• [The request]
Below are the records. Gather each line that holds "subtitle".

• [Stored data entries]
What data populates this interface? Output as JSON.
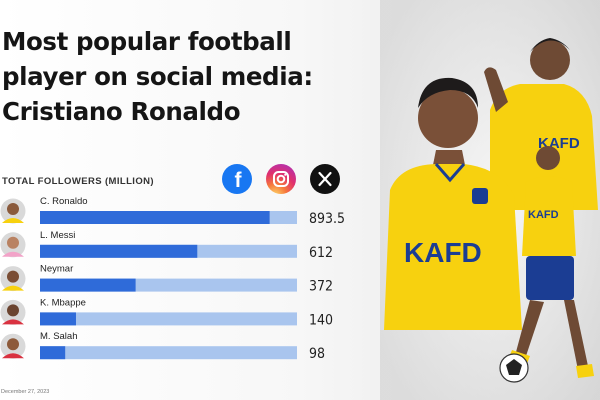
{
  "title": {
    "line1": "Most popular football",
    "line2": "player on social media:",
    "line3": "Cristiano Ronaldo"
  },
  "social_icons": [
    "facebook-icon",
    "instagram-icon",
    "x-icon"
  ],
  "footnote": "December 27, 2023",
  "colors": {
    "bar": "#2f6bd9",
    "bar_track": "#a9c5ee",
    "club_yellow": "#f7d10f",
    "club_blue": "#1b3d93"
  },
  "chart_data": {
    "type": "bar",
    "orientation": "horizontal",
    "title": "TOTAL FOLLOWERS (MILLION)",
    "categories": [
      "C. Ronaldo",
      "L. Messi",
      "Neymar",
      "K. Mbappe",
      "M. Salah"
    ],
    "values": [
      893.5,
      612,
      372,
      140,
      98
    ],
    "value_labels": [
      "893.5",
      "612",
      "372",
      "140",
      "98"
    ],
    "xlim": [
      0,
      1000
    ],
    "xlabel": "",
    "ylabel": ""
  },
  "player_graphic": {
    "kit_sponsor": "KAFD"
  }
}
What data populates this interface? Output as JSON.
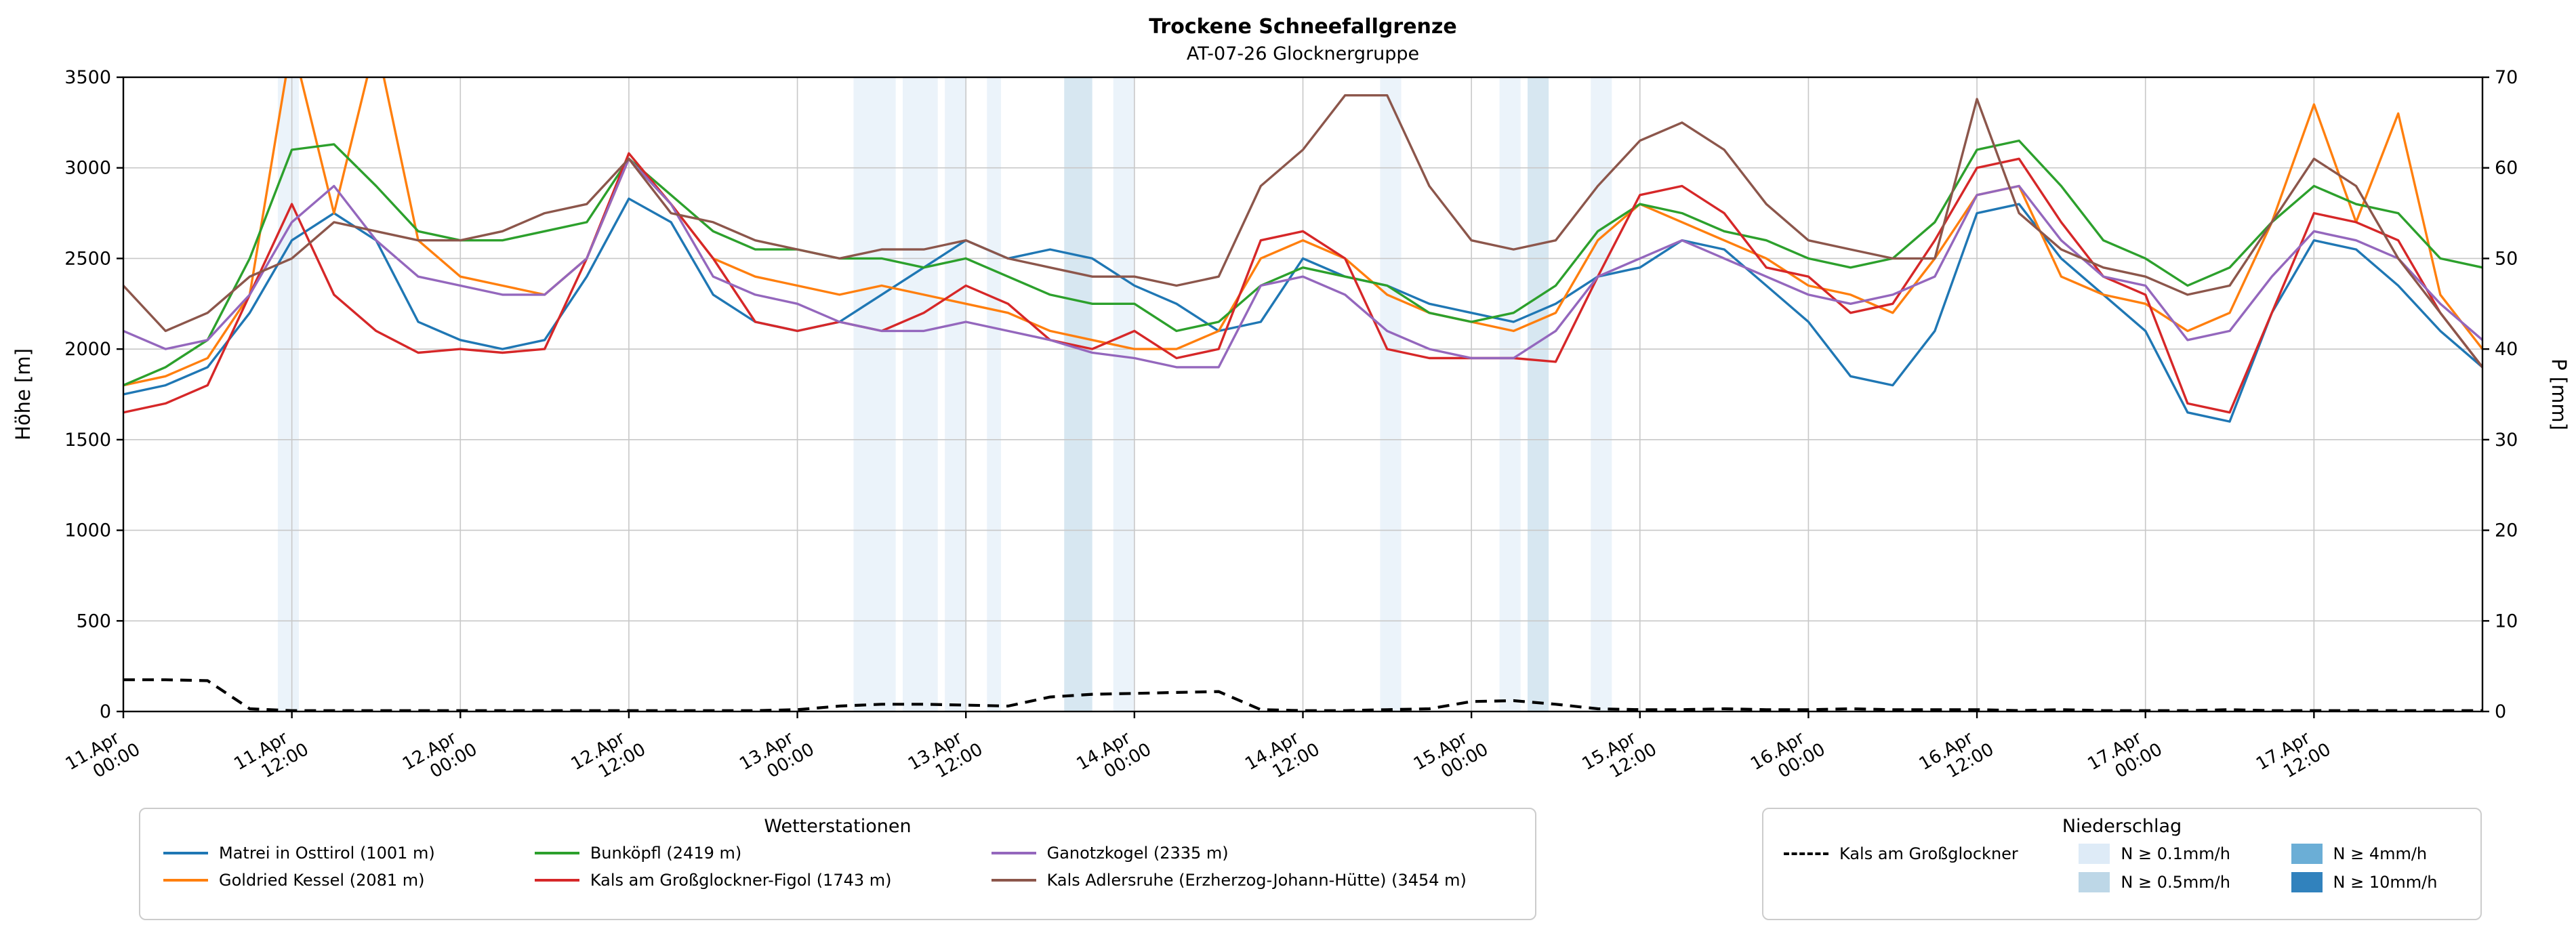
{
  "title": "Trockene Schneefallgrenze",
  "subtitle": "AT-07-26 Glocknergruppe",
  "chart_data": {
    "type": "line",
    "title": "Trockene Schneefallgrenze",
    "subtitle": "AT-07-26 Glocknergruppe",
    "x_unit": "hours since 11.Apr 00:00",
    "x_range": [
      0,
      168
    ],
    "x_step": 3,
    "grid": true,
    "y_left": {
      "label": "Höhe [m]",
      "range": [
        0,
        3500
      ],
      "ticks": [
        0,
        500,
        1000,
        1500,
        2000,
        2500,
        3000,
        3500
      ]
    },
    "y_right": {
      "label": "P [mm]",
      "range": [
        0,
        70
      ],
      "ticks": [
        0,
        10,
        20,
        30,
        40,
        50,
        60,
        70
      ]
    },
    "x_ticks": [
      {
        "t": 0,
        "line1": "11.Apr",
        "line2": "00:00"
      },
      {
        "t": 12,
        "line1": "11.Apr",
        "line2": "12:00"
      },
      {
        "t": 24,
        "line1": "12.Apr",
        "line2": "00:00"
      },
      {
        "t": 36,
        "line1": "12.Apr",
        "line2": "12:00"
      },
      {
        "t": 48,
        "line1": "13.Apr",
        "line2": "00:00"
      },
      {
        "t": 60,
        "line1": "13.Apr",
        "line2": "12:00"
      },
      {
        "t": 72,
        "line1": "14.Apr",
        "line2": "00:00"
      },
      {
        "t": 84,
        "line1": "14.Apr",
        "line2": "12:00"
      },
      {
        "t": 96,
        "line1": "15.Apr",
        "line2": "00:00"
      },
      {
        "t": 108,
        "line1": "15.Apr",
        "line2": "12:00"
      },
      {
        "t": 120,
        "line1": "16.Apr",
        "line2": "00:00"
      },
      {
        "t": 132,
        "line1": "16.Apr",
        "line2": "12:00"
      },
      {
        "t": 144,
        "line1": "17.Apr",
        "line2": "00:00"
      },
      {
        "t": 156,
        "line1": "17.Apr",
        "line2": "12:00"
      }
    ],
    "series": [
      {
        "name": "Matrei in Osttirol (1001 m)",
        "color": "#1f77b4",
        "axis": "left",
        "values": [
          1750,
          1800,
          1900,
          2200,
          2600,
          2750,
          2600,
          2150,
          2050,
          2000,
          2050,
          2400,
          2830,
          2700,
          2300,
          2150,
          2100,
          2150,
          2300,
          2450,
          2600,
          2500,
          2550,
          2500,
          2350,
          2250,
          2100,
          2150,
          2500,
          2400,
          2350,
          2250,
          2200,
          2150,
          2250,
          2400,
          2450,
          2600,
          2550,
          2350,
          2150,
          1850,
          1800,
          2100,
          2750,
          2800,
          2500,
          2300,
          2100,
          1650,
          1600,
          2200,
          2600,
          2550,
          2350,
          2100,
          1900
        ]
      },
      {
        "name": "Goldried Kessel (2081 m)",
        "color": "#ff7f0e",
        "axis": "left",
        "values": [
          1800,
          1850,
          1950,
          2300,
          3700,
          2750,
          3700,
          2600,
          2400,
          2350,
          2300,
          2500,
          3050,
          2800,
          2500,
          2400,
          2350,
          2300,
          2350,
          2300,
          2250,
          2200,
          2100,
          2050,
          2000,
          2000,
          2100,
          2500,
          2600,
          2500,
          2300,
          2200,
          2150,
          2100,
          2200,
          2600,
          2800,
          2700,
          2600,
          2500,
          2350,
          2300,
          2200,
          2500,
          2850,
          2900,
          2400,
          2300,
          2250,
          2100,
          2200,
          2700,
          3350,
          2700,
          3300,
          2300,
          2000
        ]
      },
      {
        "name": "Bunköpfl (2419 m)",
        "color": "#2ca02c",
        "axis": "left",
        "values": [
          1800,
          1900,
          2050,
          2500,
          3100,
          3130,
          2900,
          2650,
          2600,
          2600,
          2650,
          2700,
          3050,
          2850,
          2650,
          2550,
          2550,
          2500,
          2500,
          2450,
          2500,
          2400,
          2300,
          2250,
          2250,
          2100,
          2150,
          2350,
          2450,
          2400,
          2350,
          2200,
          2150,
          2200,
          2350,
          2650,
          2800,
          2750,
          2650,
          2600,
          2500,
          2450,
          2500,
          2700,
          3100,
          3150,
          2900,
          2600,
          2500,
          2350,
          2450,
          2700,
          2900,
          2800,
          2750,
          2500,
          2450
        ]
      },
      {
        "name": "Kals am Großglockner-Figol (1743 m)",
        "color": "#d62728",
        "axis": "left",
        "values": [
          1650,
          1700,
          1800,
          2300,
          2800,
          2300,
          2100,
          1980,
          2000,
          1980,
          2000,
          2500,
          3080,
          2800,
          2500,
          2150,
          2100,
          2150,
          2100,
          2200,
          2350,
          2250,
          2050,
          2000,
          2100,
          1950,
          2000,
          2600,
          2650,
          2500,
          2000,
          1950,
          1950,
          1950,
          1930,
          2400,
          2850,
          2900,
          2750,
          2450,
          2400,
          2200,
          2250,
          2600,
          3000,
          3050,
          2700,
          2400,
          2300,
          1700,
          1650,
          2200,
          2750,
          2700,
          2600,
          2200,
          1900
        ]
      },
      {
        "name": "Ganotzkogel (2335 m)",
        "color": "#9467bd",
        "axis": "left",
        "values": [
          2100,
          2000,
          2050,
          2300,
          2700,
          2900,
          2600,
          2400,
          2350,
          2300,
          2300,
          2500,
          3050,
          2800,
          2400,
          2300,
          2250,
          2150,
          2100,
          2100,
          2150,
          2100,
          2050,
          1980,
          1950,
          1900,
          1900,
          2350,
          2400,
          2300,
          2100,
          2000,
          1950,
          1950,
          2100,
          2400,
          2500,
          2600,
          2500,
          2400,
          2300,
          2250,
          2300,
          2400,
          2850,
          2900,
          2600,
          2400,
          2350,
          2050,
          2100,
          2400,
          2650,
          2600,
          2500,
          2250,
          2050
        ]
      },
      {
        "name": "Kals Adlersruhe (Erzherzog-Johann-Hütte) (3454 m)",
        "color": "#8c564b",
        "axis": "left",
        "values": [
          2350,
          2100,
          2200,
          2400,
          2500,
          2700,
          2650,
          2600,
          2600,
          2650,
          2750,
          2800,
          3050,
          2750,
          2700,
          2600,
          2550,
          2500,
          2550,
          2550,
          2600,
          2500,
          2450,
          2400,
          2400,
          2350,
          2400,
          2900,
          3100,
          3400,
          3400,
          2900,
          2600,
          2550,
          2600,
          2900,
          3150,
          3250,
          3100,
          2800,
          2600,
          2550,
          2500,
          2500,
          3380,
          2750,
          2550,
          2450,
          2400,
          2300,
          2350,
          2700,
          3050,
          2900,
          2500,
          2200,
          1900
        ]
      }
    ],
    "precip_line": {
      "name": "Kals am Großglockner",
      "color": "#000000",
      "style": "dashed",
      "axis": "right",
      "values": [
        3.5,
        3.5,
        3.4,
        0.3,
        0.1,
        0.1,
        0.1,
        0.1,
        0.1,
        0.1,
        0.1,
        0.1,
        0.1,
        0.1,
        0.1,
        0.1,
        0.2,
        0.6,
        0.8,
        0.8,
        0.7,
        0.6,
        1.6,
        1.9,
        2.0,
        2.1,
        2.2,
        0.2,
        0.1,
        0.1,
        0.2,
        0.3,
        1.1,
        1.2,
        0.8,
        0.3,
        0.2,
        0.2,
        0.3,
        0.2,
        0.2,
        0.3,
        0.2,
        0.2,
        0.2,
        0.1,
        0.2,
        0.1,
        0.1,
        0.1,
        0.2,
        0.1,
        0.1,
        0.1,
        0.1,
        0.1,
        0.1
      ]
    },
    "precip_bands": [
      {
        "start": 11,
        "end": 12.5,
        "level": "0.1"
      },
      {
        "start": 52,
        "end": 55,
        "level": "0.1"
      },
      {
        "start": 55.5,
        "end": 58,
        "level": "0.1"
      },
      {
        "start": 58.5,
        "end": 60,
        "level": "0.1"
      },
      {
        "start": 61.5,
        "end": 62.5,
        "level": "0.1"
      },
      {
        "start": 67,
        "end": 69,
        "level": "0.5"
      },
      {
        "start": 70.5,
        "end": 72,
        "level": "0.1"
      },
      {
        "start": 89.5,
        "end": 91,
        "level": "0.1"
      },
      {
        "start": 98,
        "end": 99.5,
        "level": "0.1"
      },
      {
        "start": 100,
        "end": 101.5,
        "level": "0.5"
      },
      {
        "start": 104.5,
        "end": 106,
        "level": "0.1"
      }
    ],
    "band_colors": {
      "0.1": "#deebf7",
      "0.5": "#bdd7e7",
      "4": "#6baed6",
      "10": "#3182bd"
    }
  },
  "legends": {
    "stations": {
      "title": "Wetterstationen"
    },
    "precip": {
      "title": "Niederschlag",
      "line_label": "Kals am Großglockner",
      "band_items": [
        {
          "label": "N ≥ 0.1mm/h",
          "color": "#deebf7"
        },
        {
          "label": "N ≥ 0.5mm/h",
          "color": "#bdd7e7"
        },
        {
          "label": "N ≥ 4mm/h",
          "color": "#6baed6"
        },
        {
          "label": "N ≥ 10mm/h",
          "color": "#3182bd"
        }
      ]
    }
  }
}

• [Response]
  "subtitle": "AT-07-26 Glocknergruppe",
    "subtitle": "AT-07-26 Glocknergruppe",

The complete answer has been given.